Exactly as given, repeat all of the entries.

Data entries:
━━━

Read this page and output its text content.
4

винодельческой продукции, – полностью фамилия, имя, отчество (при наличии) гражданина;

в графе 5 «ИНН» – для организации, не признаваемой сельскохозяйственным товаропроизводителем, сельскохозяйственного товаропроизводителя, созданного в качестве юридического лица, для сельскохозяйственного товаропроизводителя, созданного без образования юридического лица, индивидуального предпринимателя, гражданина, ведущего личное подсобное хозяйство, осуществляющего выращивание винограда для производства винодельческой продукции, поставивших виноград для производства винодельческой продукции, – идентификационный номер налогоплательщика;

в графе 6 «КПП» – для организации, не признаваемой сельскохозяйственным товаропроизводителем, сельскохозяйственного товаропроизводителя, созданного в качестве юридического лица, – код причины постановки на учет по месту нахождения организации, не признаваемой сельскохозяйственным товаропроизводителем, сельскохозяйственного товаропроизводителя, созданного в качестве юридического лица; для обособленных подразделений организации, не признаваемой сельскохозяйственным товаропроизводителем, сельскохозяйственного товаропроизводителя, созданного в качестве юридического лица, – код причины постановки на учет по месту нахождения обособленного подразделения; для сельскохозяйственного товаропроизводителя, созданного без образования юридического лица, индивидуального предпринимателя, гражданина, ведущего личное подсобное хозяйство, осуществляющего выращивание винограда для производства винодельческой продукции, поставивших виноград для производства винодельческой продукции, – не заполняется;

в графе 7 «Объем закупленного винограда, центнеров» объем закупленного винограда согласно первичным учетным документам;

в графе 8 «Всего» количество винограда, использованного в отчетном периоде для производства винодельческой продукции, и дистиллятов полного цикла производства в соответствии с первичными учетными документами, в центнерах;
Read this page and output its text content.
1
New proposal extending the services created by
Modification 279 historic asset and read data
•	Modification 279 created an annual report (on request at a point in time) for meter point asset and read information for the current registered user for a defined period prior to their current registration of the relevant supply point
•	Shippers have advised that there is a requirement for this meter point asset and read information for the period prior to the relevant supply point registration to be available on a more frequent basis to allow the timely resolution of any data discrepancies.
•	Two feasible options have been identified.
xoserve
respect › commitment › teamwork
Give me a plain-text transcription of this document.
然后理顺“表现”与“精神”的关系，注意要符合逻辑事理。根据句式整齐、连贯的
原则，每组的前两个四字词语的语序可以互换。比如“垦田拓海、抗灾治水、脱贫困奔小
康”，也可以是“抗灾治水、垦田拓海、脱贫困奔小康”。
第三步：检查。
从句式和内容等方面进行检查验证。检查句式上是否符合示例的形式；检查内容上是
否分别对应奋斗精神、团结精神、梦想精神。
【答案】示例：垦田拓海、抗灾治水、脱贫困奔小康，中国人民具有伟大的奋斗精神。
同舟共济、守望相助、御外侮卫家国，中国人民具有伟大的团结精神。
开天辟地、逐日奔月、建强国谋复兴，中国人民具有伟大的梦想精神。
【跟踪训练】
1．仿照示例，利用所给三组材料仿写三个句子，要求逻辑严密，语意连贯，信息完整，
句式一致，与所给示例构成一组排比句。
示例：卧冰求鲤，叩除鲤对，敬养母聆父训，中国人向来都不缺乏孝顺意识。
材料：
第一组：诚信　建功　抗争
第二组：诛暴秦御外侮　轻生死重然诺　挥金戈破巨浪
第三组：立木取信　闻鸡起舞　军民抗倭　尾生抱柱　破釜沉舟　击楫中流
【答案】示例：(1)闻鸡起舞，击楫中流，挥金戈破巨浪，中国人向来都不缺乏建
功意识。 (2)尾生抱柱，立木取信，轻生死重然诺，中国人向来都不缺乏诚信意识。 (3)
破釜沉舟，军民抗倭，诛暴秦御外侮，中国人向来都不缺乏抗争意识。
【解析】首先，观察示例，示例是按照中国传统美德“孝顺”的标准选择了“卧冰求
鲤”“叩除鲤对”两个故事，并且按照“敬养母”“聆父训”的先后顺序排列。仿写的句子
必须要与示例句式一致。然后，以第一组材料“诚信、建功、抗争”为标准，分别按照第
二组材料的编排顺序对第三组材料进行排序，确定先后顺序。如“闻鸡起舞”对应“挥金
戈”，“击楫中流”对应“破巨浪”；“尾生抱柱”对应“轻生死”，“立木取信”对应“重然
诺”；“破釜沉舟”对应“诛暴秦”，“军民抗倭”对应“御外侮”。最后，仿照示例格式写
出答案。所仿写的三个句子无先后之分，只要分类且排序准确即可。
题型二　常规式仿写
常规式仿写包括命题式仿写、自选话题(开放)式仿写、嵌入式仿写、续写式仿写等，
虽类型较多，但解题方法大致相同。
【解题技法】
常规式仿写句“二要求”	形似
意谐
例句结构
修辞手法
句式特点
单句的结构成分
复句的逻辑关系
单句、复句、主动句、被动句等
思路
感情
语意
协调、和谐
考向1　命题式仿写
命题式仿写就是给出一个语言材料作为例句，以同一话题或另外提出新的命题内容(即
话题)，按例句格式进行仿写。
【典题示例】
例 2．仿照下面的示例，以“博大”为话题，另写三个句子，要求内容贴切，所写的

━━━

▶ [Task answer]
Read this page and output its text content.
4

винодельческой продукции, – полностью фамилия, имя, отчество (при наличии) гражданина;

в графе 5 «ИНН» – для организации, не признаваемой сельскохозяйственным товаропроизводителем, сельскохозяйственного товаропроизводителя, созданного в качестве юридического лица, для сельскохозяйственного товаропроизводителя, созданного без образования юридического лица, индивидуального предпринимателя, гражданина, ведущего личное подсобное хозяйство, осуществляющего выращивание винограда для производства винодельческой продукции, поставивших виноград для производства винодельческой продукции, – идентификационный номер налогоплательщика;

в графе 6 «КПП» – для организации, не признаваемой сельскохозяйственным товаропроизводителем, сельскохозяйственного товаропроизводителя, созданного в качестве юридического лица, – код причины постановки на учет по месту нахождения организации, не признаваемой сельскохозяйственным товаропроизводителем, сельскохозяйственного товаропроизводителя, созданного в качестве юридического лица; для обособленных подразделений организации, не признаваемой сельскохозяйственным товаропроизводителем, сельскохозяйственного товаропроизводителя, созданного в качестве юридического лица, – код причины постановки на учет по месту нахождения обособленного подразделения; для сельскохозяйственного товаропроизводителя, созданного без образования юридического лица, индивидуального предпринимателя, гражданина, ведущего личное подсобное хозяйство, осуществляющего выращивание винограда для производства винодельческой продукции, поставивших виноград для производства винодельческой продукции, – не заполняется;

в графе 7 «Объем закупленного винограда, центнеров» объем закупленного винограда согласно первичным учетным документам;

в графе 8 «Всего» количество винограда, использованного в отчетном периоде для производства винодельческой продукции, и дистиллятов полного цикла производства в соответствии с первичными учетными документами, в центнерах;
Read this page and output its text content.
1
New proposal extending the services created by
Modification 279 historic asset and read data
•	Modification 279 created an annual report (on request at a point in time) for meter point asset and read information for the current registered user for a defined period prior to their current registration of the relevant supply point
•	Shippers have advised that there is a requirement for this meter point asset and read information for the period prior to the relevant supply point registration to be available on a more frequent basis to allow the timely resolution of any data discrepancies.
•	Two feasible options have been identified.
xoserve
respect › commitment › teamwork
Give me a plain-text transcription of this document.
然后理顺“表现”与“精神”的关系，注意要符合逻辑事理。根据句式整齐、连贯的
原则，每组的前两个四字词语的语序可以互换。比如“垦田拓海、抗灾治水、脱贫困奔小
康”，也可以是“抗灾治水、垦田拓海、脱贫困奔小康”。
第三步：检查。
从句式和内容等方面进行检查验证。检查句式上是否符合示例的形式；检查内容上是
否分别对应奋斗精神、团结精神、梦想精神。
【答案】示例：垦田拓海、抗灾治水、脱贫困奔小康，中国人民具有伟大的奋斗精神。
同舟共济、守望相助、御外侮卫家国，中国人民具有伟大的团结精神。
开天辟地、逐日奔月、建强国谋复兴，中国人民具有伟大的梦想精神。
【跟踪训练】
1．仿照示例，利用所给三组材料仿写三个句子，要求逻辑严密，语意连贯，信息完整，
句式一致，与所给示例构成一组排比句。
示例：卧冰求鲤，叩除鲤对，敬养母聆父训，中国人向来都不缺乏孝顺意识。
材料：
第一组：诚信　建功　抗争
第二组：诛暴秦御外侮　轻生死重然诺　挥金戈破巨浪
第三组：立木取信　闻鸡起舞　军民抗倭　尾生抱柱　破釜沉舟　击楫中流
【答案】示例：(1)闻鸡起舞，击楫中流，挥金戈破巨浪，中国人向来都不缺乏建
功意识。 (2)尾生抱柱，立木取信，轻生死重然诺，中国人向来都不缺乏诚信意识。 (3)
破釜沉舟，军民抗倭，诛暴秦御外侮，中国人向来都不缺乏抗争意识。
【解析】首先，观察示例，示例是按照中国传统美德“孝顺”的标准选择了“卧冰求
鲤”“叩除鲤对”两个故事，并且按照“敬养母”“聆父训”的先后顺序排列。仿写的句子
必须要与示例句式一致。然后，以第一组材料“诚信、建功、抗争”为标准，分别按照第
二组材料的编排顺序对第三组材料进行排序，确定先后顺序。如“闻鸡起舞”对应“挥金
戈”，“击楫中流”对应“破巨浪”；“尾生抱柱”对应“轻生死”，“立木取信”对应“重然
诺”；“破釜沉舟”对应“诛暴秦”，“军民抗倭”对应“御外侮”。最后，仿照示例格式写
出答案。所仿写的三个句子无先后之分，只要分类且排序准确即可。
题型二　常规式仿写
常规式仿写包括命题式仿写、自选话题(开放)式仿写、嵌入式仿写、续写式仿写等，
虽类型较多，但解题方法大致相同。
【解题技法】
常规式仿写句“二要求”	形似
意谐
例句结构
修辞手法
句式特点
单句的结构成分
复句的逻辑关系
单句、复句、主动句、被动句等
思路
感情
语意
协调、和谐
考向1　命题式仿写
命题式仿写就是给出一个语言材料作为例句，以同一话题或另外提出新的命题内容(即
话题)，按例句格式进行仿写。
【典题示例】
例 2．仿照下面的示例，以“博大”为话题，另写三个句子，要求内容贴切，所写的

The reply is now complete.